Leave out the pictures and repeat the rest of the material exactly.

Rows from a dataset
□ □ □ □ □

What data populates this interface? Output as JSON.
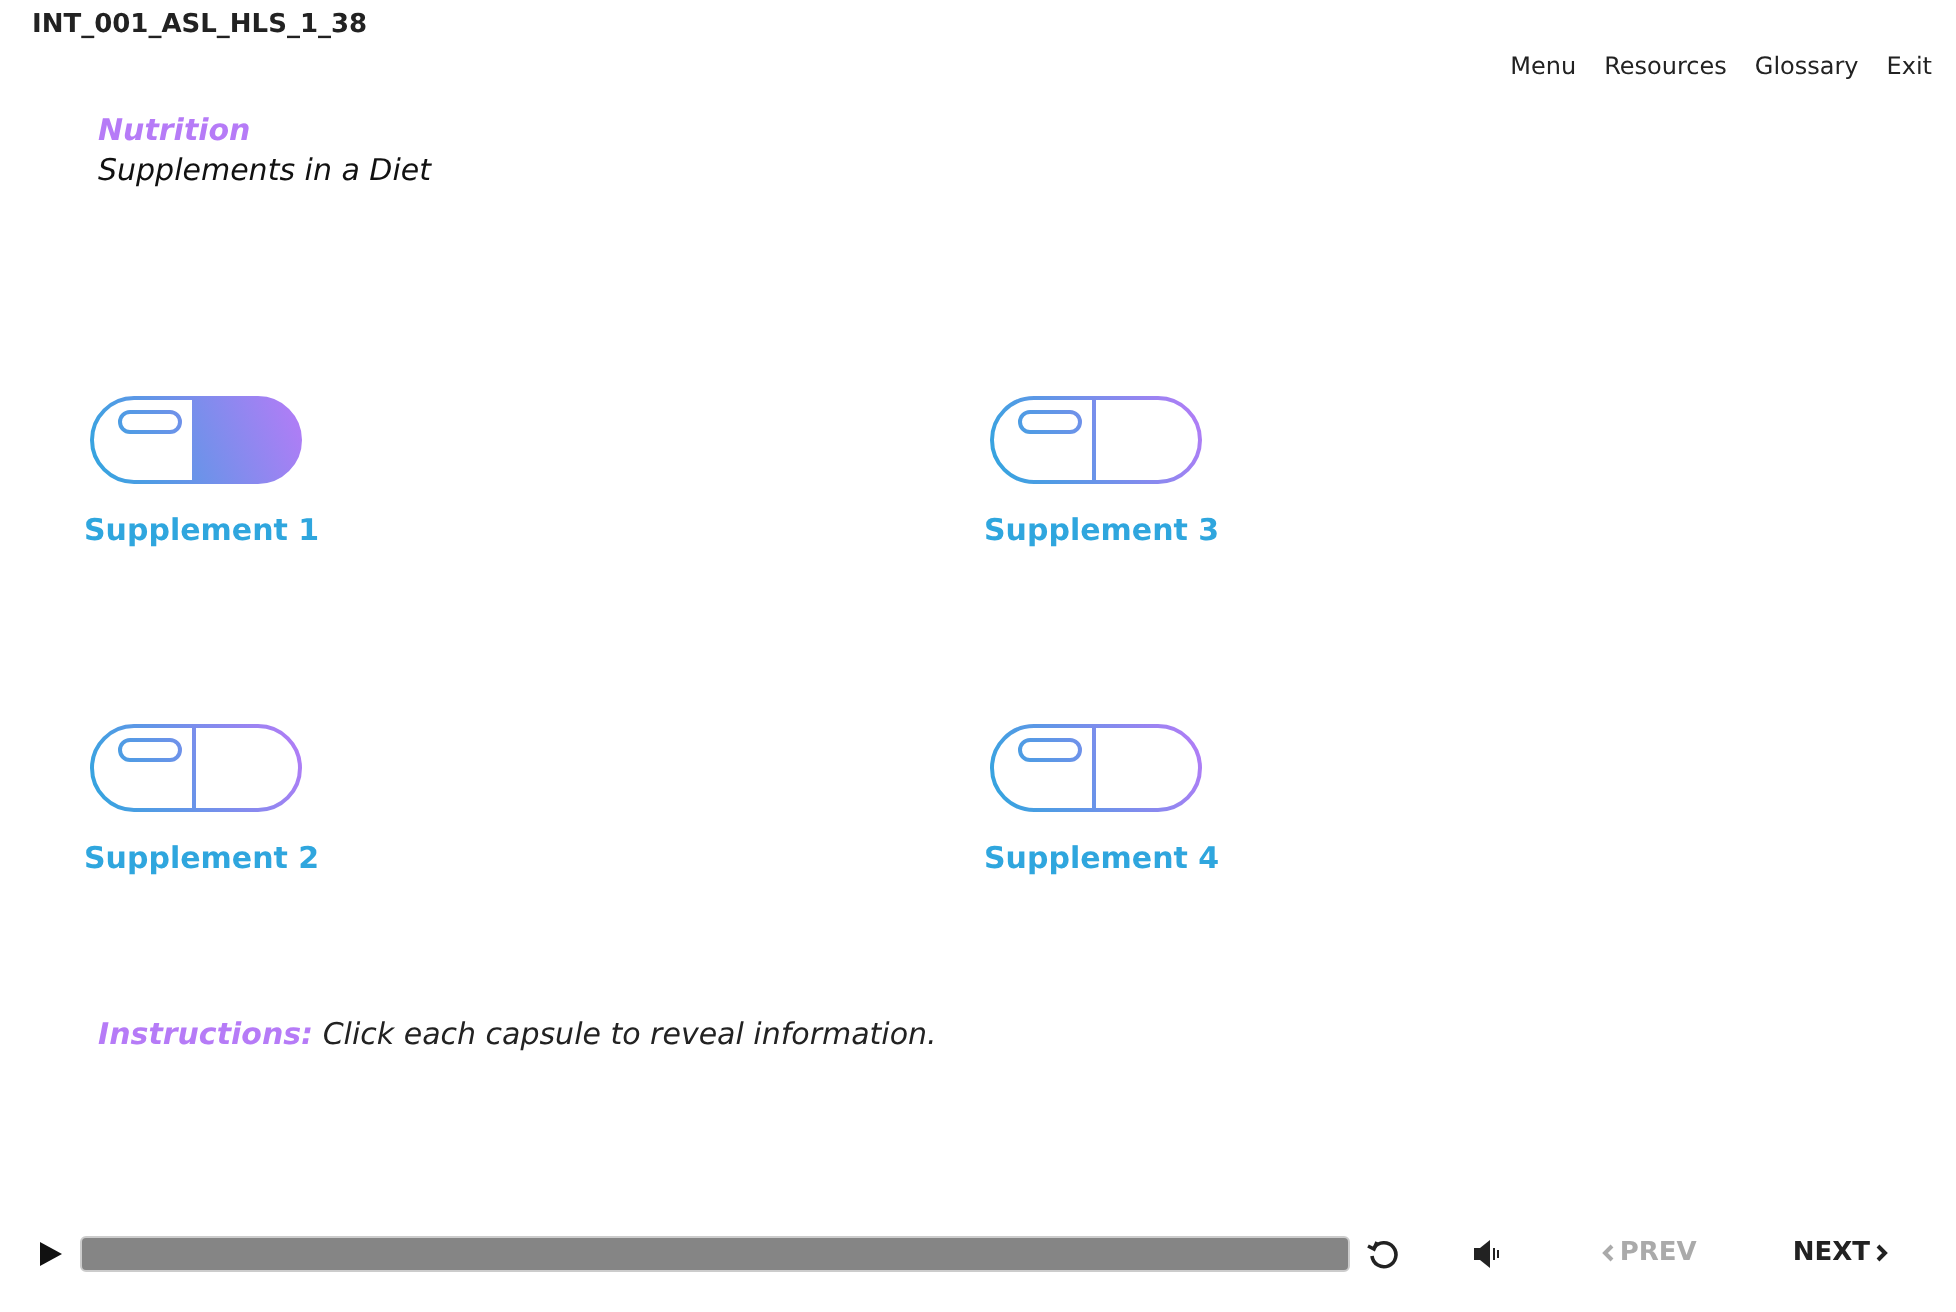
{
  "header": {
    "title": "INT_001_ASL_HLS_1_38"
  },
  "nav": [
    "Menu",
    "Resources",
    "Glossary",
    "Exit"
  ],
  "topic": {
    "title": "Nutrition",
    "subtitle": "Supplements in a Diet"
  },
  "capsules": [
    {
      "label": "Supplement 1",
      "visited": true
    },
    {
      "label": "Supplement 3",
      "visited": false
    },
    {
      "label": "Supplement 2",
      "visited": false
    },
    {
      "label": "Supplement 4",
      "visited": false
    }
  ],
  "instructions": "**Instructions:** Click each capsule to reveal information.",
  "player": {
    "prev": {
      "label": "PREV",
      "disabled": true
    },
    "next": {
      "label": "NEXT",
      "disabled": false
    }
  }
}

□ □ □ □ □

**EXERCISE SOLUTION:**
What data populates this interface? Output as JSON.
{
  "header": {
    "title": "INT_001_ASL_HLS_1_38"
  },
  "nav": [
    "Menu",
    "Resources",
    "Glossary",
    "Exit"
  ],
  "topic": {
    "title": "Nutrition",
    "subtitle": "Supplements in a Diet"
  },
  "capsules": [
    {
      "label": "Supplement 1",
      "visited": true
    },
    {
      "label": "Supplement 3",
      "visited": false
    },
    {
      "label": "Supplement 2",
      "visited": false
    },
    {
      "label": "Supplement 4",
      "visited": false
    }
  ],
  "instructions": "**Instructions:** Click each capsule to reveal information.",
  "player": {
    "prev": {
      "label": "PREV",
      "disabled": true
    },
    "next": {
      "label": "NEXT",
      "disabled": false
    }
  }
}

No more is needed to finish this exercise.